Passage given.
____

His songs could be the soundtrack to a night of furtive glances and stolen kisses — 2010 debut Forget (Terrible) is a perfectly manicured collection of heartbreak pop — but George Lewis Jr., a.k.a. Twin Shadow, is no wallflower. There’s his look, which he’s described as “James Dean in Bollywood in the late ’80s,” and there’s also his sense of purpose. The dude wants to be a star. “If it means having to die, fuck that,” says Lewis, 28. “But if I can be a legend while I’m alive, I’ll take it.”

ROMANCE: Lewis details his amorous adventures on tracks like the Forget standout “I Can’t Wait,” crooning, “Her hands around my waist / My arms around her back / You know she loves my moves.” In real life, Lewis says, “I’ve always been chasing girls. That’s just my thing.” Growing up in Florida, he got his start tomcatting at “no-name nü-metal shows at somebody’s mom’s beach bungalow.” He’s since relocated to Brooklyn and moved on to brighter prospects. “Before, I was just someone trying to make it. Now I’m a dude who writes some pretty good songs and might have money someday.” (Appropriately, we had to reschedule our interview because Lewis was squiring a lady friend around Manhattan.)

STYLE: Image is “pretty important,” says Lewis, who’s been known to rock a kufi. “But that goes for my everyday life, too. I’m not gonna walk down the street and look like a slob.” Lewis’ man-of-mystery air is also aided by the fact that “nobody knows what ?I am. They all think I’m Pakistani or Indian.” For ?the record: He was born in the Dominican Republic to a Dominican mother and a Caucasian father.

____

What the exercise asks. Carry on the profile of Twin Shadow past its final sentence, matching its style.

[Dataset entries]

____

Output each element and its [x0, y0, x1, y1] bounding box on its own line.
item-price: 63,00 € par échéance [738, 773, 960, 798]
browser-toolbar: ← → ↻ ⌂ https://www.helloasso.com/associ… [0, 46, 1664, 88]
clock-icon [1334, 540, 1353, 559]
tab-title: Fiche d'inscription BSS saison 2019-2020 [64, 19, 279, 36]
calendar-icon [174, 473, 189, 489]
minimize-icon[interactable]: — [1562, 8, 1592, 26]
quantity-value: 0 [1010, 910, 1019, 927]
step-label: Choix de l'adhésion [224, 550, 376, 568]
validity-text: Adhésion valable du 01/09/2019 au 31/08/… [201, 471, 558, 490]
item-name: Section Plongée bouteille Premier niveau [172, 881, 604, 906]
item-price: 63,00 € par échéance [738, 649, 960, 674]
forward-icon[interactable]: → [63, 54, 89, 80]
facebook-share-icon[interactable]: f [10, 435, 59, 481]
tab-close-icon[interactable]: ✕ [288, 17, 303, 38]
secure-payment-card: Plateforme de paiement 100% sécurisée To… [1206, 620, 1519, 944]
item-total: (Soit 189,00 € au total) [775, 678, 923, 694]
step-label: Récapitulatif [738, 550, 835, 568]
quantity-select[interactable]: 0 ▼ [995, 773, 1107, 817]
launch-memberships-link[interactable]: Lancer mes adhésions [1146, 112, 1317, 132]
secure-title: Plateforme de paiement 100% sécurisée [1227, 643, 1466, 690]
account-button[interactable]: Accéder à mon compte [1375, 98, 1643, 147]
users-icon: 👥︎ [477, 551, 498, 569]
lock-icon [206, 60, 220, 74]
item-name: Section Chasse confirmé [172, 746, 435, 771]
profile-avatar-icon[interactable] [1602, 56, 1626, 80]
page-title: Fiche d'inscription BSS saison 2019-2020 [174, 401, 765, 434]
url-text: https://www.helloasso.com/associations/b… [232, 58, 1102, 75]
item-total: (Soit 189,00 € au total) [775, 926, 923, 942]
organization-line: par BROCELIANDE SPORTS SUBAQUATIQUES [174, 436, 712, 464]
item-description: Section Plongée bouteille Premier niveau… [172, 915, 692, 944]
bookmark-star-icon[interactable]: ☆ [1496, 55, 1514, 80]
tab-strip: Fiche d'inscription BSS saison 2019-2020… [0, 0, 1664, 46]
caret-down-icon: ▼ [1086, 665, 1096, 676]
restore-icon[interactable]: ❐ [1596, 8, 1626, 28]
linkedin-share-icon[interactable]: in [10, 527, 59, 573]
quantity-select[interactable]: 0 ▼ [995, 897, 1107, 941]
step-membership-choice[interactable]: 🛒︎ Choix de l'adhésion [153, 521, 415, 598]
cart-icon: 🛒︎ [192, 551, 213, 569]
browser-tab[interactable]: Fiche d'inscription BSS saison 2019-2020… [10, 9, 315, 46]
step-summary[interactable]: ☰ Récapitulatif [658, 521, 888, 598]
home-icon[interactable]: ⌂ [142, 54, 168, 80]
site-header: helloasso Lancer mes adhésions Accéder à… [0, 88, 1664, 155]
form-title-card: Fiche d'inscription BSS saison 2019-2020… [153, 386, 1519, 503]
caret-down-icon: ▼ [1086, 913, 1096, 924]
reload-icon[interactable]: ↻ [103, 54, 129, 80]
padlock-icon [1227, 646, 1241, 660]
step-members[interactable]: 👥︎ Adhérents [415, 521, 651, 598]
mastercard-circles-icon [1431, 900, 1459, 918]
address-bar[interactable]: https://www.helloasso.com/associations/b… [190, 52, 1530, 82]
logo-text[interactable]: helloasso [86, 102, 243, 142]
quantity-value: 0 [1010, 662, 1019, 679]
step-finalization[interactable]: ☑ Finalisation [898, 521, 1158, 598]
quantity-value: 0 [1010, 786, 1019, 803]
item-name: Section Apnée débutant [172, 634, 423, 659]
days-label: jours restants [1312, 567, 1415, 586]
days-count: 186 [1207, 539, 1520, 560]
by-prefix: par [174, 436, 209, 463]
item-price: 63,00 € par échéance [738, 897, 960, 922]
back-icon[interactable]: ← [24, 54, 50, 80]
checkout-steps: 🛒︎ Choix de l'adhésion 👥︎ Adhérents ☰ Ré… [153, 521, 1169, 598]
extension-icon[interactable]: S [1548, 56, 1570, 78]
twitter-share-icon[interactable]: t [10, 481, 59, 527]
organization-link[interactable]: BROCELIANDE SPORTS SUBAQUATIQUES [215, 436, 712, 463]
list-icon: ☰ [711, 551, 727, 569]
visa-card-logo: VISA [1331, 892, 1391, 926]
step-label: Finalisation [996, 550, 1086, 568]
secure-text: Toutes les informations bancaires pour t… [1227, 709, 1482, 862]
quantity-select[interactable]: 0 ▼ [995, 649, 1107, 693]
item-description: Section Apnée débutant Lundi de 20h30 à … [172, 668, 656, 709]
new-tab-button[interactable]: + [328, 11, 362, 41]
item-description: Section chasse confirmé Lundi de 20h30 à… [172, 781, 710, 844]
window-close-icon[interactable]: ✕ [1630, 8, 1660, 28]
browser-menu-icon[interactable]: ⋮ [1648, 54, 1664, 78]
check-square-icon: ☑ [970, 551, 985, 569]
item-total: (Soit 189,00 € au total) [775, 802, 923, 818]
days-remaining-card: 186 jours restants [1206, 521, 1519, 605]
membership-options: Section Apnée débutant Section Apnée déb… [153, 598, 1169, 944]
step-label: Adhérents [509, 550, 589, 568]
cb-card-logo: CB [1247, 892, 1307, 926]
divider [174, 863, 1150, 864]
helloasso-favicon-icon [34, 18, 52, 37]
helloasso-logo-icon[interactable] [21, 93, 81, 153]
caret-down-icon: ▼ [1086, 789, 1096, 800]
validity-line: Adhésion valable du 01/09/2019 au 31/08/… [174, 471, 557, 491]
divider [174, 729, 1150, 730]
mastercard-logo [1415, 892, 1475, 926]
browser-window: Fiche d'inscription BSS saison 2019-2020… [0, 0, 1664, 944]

____

Answer to this exercise.
CONFIDENCE: Lewis, who formerly fronted Boston garage-rockers Mad Man Films, played ?every instrument on Forget and knew immediately the album was a breakthrough. “I listened to the music around me and said, ‘This is better.’?” Discussing the follow-up, which he’s currently recording in Brooklyn, our man isn’t shy about taking shots. “Where you’re bombarded sonically — my ears started closing off to that. I like all the sparse stuff. It’s such a departure from, like, Animal Collective.” He grins. “Is that the name of the band?”

AMBITION: The fall headlining tour he’s got lined up should help back up his swagger, as will an appearance at the Austin City Limits festival. (This summer he opened for Florence and the Machine and played Coachella and Bonnaroo.) Grizzly Bear’s Chris Taylor, who coproduced Forget and enlisted Lewis for recent solo project CANT, ?believes his running buddy is primed to move up. “There’s real sincerity in everything he does,” says Taylor. “And sincerity, above all, should be something people latch on to.” Hopefully, a lot of ’em. “My dream when I was a kid was to hear my song on the radio,” says Lewis. “I want that experience, at least once or twice. Or a hundred times.”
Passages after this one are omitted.